►
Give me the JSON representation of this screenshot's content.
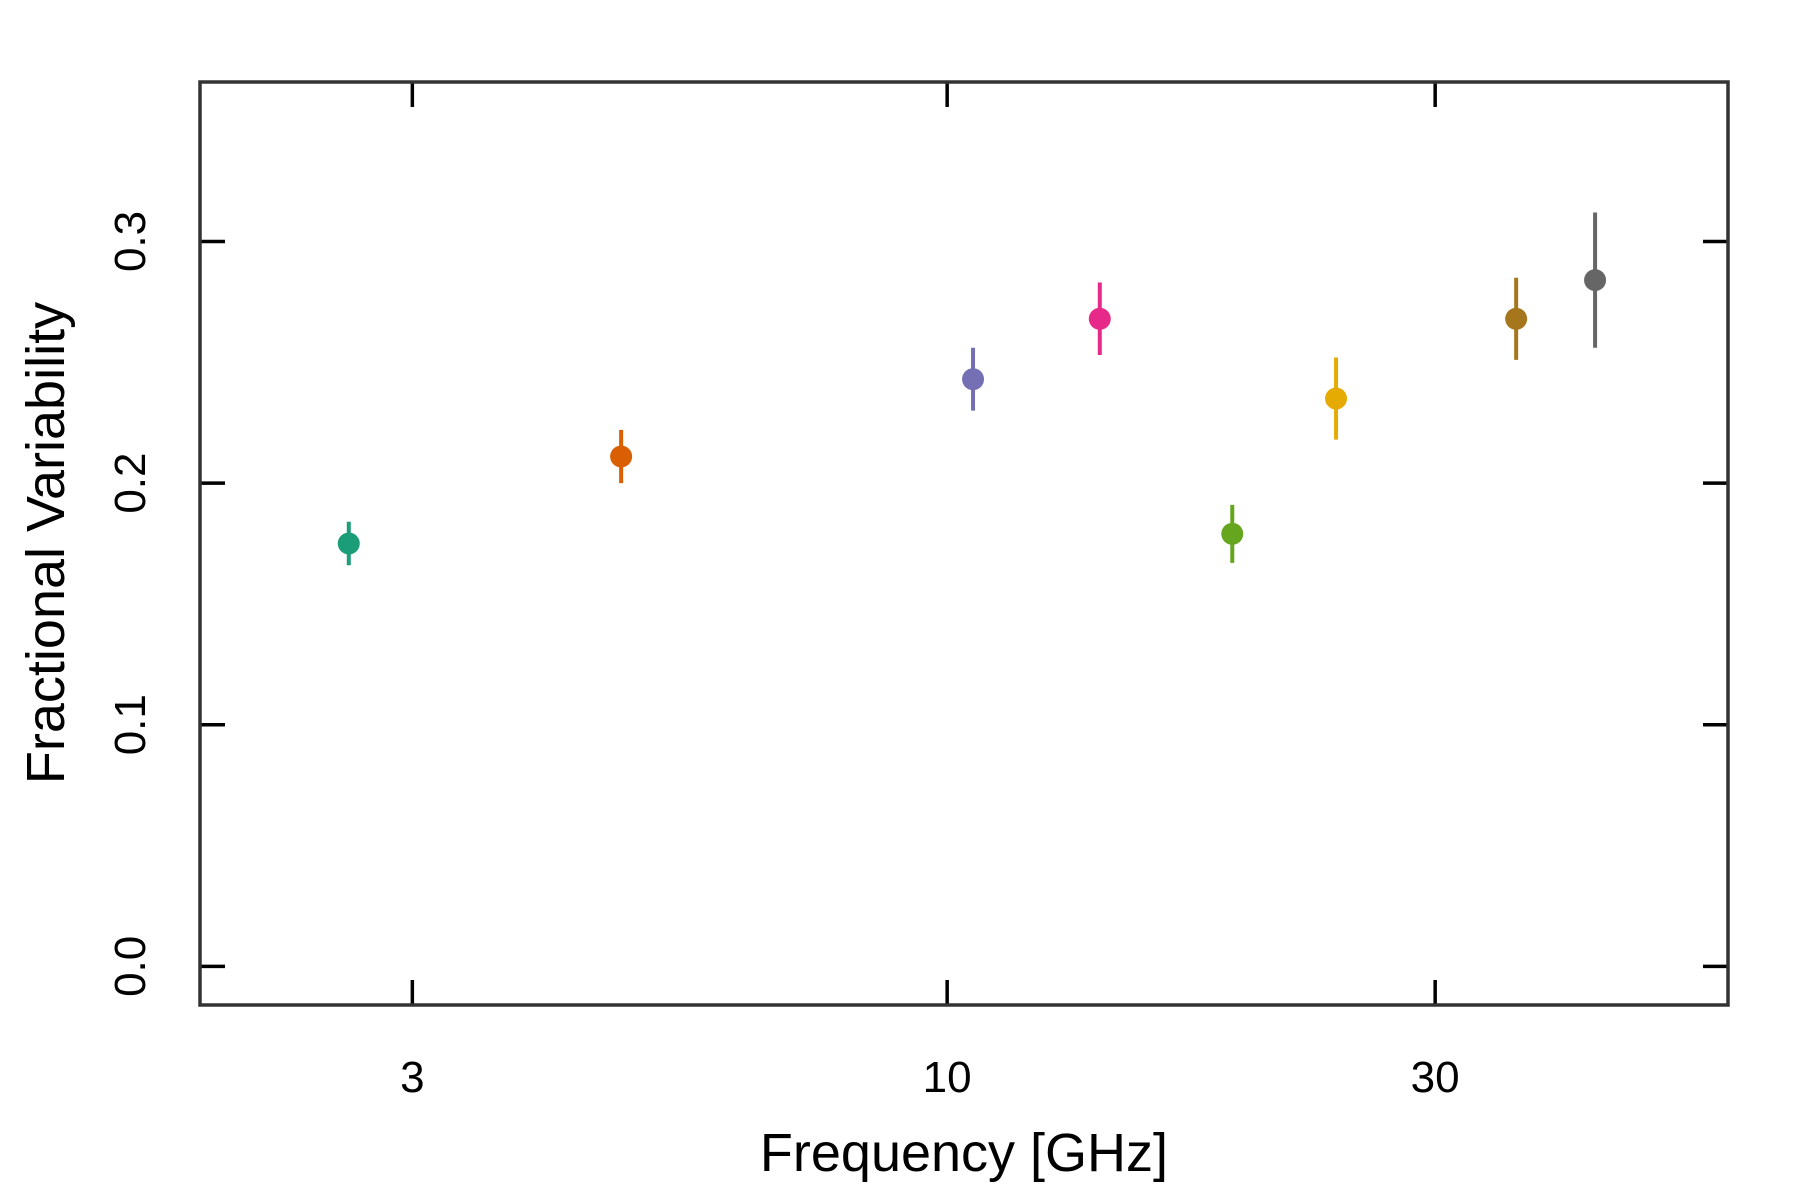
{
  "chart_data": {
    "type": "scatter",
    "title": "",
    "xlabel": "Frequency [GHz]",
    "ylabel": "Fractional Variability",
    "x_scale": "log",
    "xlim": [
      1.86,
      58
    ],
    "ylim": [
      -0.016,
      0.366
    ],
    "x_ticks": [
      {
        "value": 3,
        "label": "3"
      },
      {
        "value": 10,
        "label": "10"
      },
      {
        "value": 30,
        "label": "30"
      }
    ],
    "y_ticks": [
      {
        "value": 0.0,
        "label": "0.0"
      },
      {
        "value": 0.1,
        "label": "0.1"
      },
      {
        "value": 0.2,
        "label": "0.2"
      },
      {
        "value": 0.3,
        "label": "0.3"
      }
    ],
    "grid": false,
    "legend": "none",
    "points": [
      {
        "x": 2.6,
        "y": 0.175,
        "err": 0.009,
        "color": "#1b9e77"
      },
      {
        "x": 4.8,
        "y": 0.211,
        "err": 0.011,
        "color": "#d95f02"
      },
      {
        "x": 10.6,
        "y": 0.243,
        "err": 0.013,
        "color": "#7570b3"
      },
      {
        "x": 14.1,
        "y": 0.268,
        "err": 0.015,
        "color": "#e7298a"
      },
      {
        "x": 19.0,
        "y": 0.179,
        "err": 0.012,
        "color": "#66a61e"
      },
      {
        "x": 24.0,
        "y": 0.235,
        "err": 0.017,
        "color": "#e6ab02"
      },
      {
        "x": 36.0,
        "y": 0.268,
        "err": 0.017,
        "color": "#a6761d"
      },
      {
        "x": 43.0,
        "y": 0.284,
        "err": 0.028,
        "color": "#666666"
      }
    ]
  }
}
◄
- **Job**:
The material above holds pictures; copy everything else in it exactly.

- **Exercise response**:
Give me the JSON representation of this screenshot's content.
{
  "chart_data": {
    "type": "scatter",
    "title": "",
    "xlabel": "Frequency [GHz]",
    "ylabel": "Fractional Variability",
    "x_scale": "log",
    "xlim": [
      1.86,
      58
    ],
    "ylim": [
      -0.016,
      0.366
    ],
    "x_ticks": [
      {
        "value": 3,
        "label": "3"
      },
      {
        "value": 10,
        "label": "10"
      },
      {
        "value": 30,
        "label": "30"
      }
    ],
    "y_ticks": [
      {
        "value": 0.0,
        "label": "0.0"
      },
      {
        "value": 0.1,
        "label": "0.1"
      },
      {
        "value": 0.2,
        "label": "0.2"
      },
      {
        "value": 0.3,
        "label": "0.3"
      }
    ],
    "grid": false,
    "legend": "none",
    "points": [
      {
        "x": 2.6,
        "y": 0.175,
        "err": 0.009,
        "color": "#1b9e77"
      },
      {
        "x": 4.8,
        "y": 0.211,
        "err": 0.011,
        "color": "#d95f02"
      },
      {
        "x": 10.6,
        "y": 0.243,
        "err": 0.013,
        "color": "#7570b3"
      },
      {
        "x": 14.1,
        "y": 0.268,
        "err": 0.015,
        "color": "#e7298a"
      },
      {
        "x": 19.0,
        "y": 0.179,
        "err": 0.012,
        "color": "#66a61e"
      },
      {
        "x": 24.0,
        "y": 0.235,
        "err": 0.017,
        "color": "#e6ab02"
      },
      {
        "x": 36.0,
        "y": 0.268,
        "err": 0.017,
        "color": "#a6761d"
      },
      {
        "x": 43.0,
        "y": 0.284,
        "err": 0.028,
        "color": "#666666"
      }
    ]
  }
}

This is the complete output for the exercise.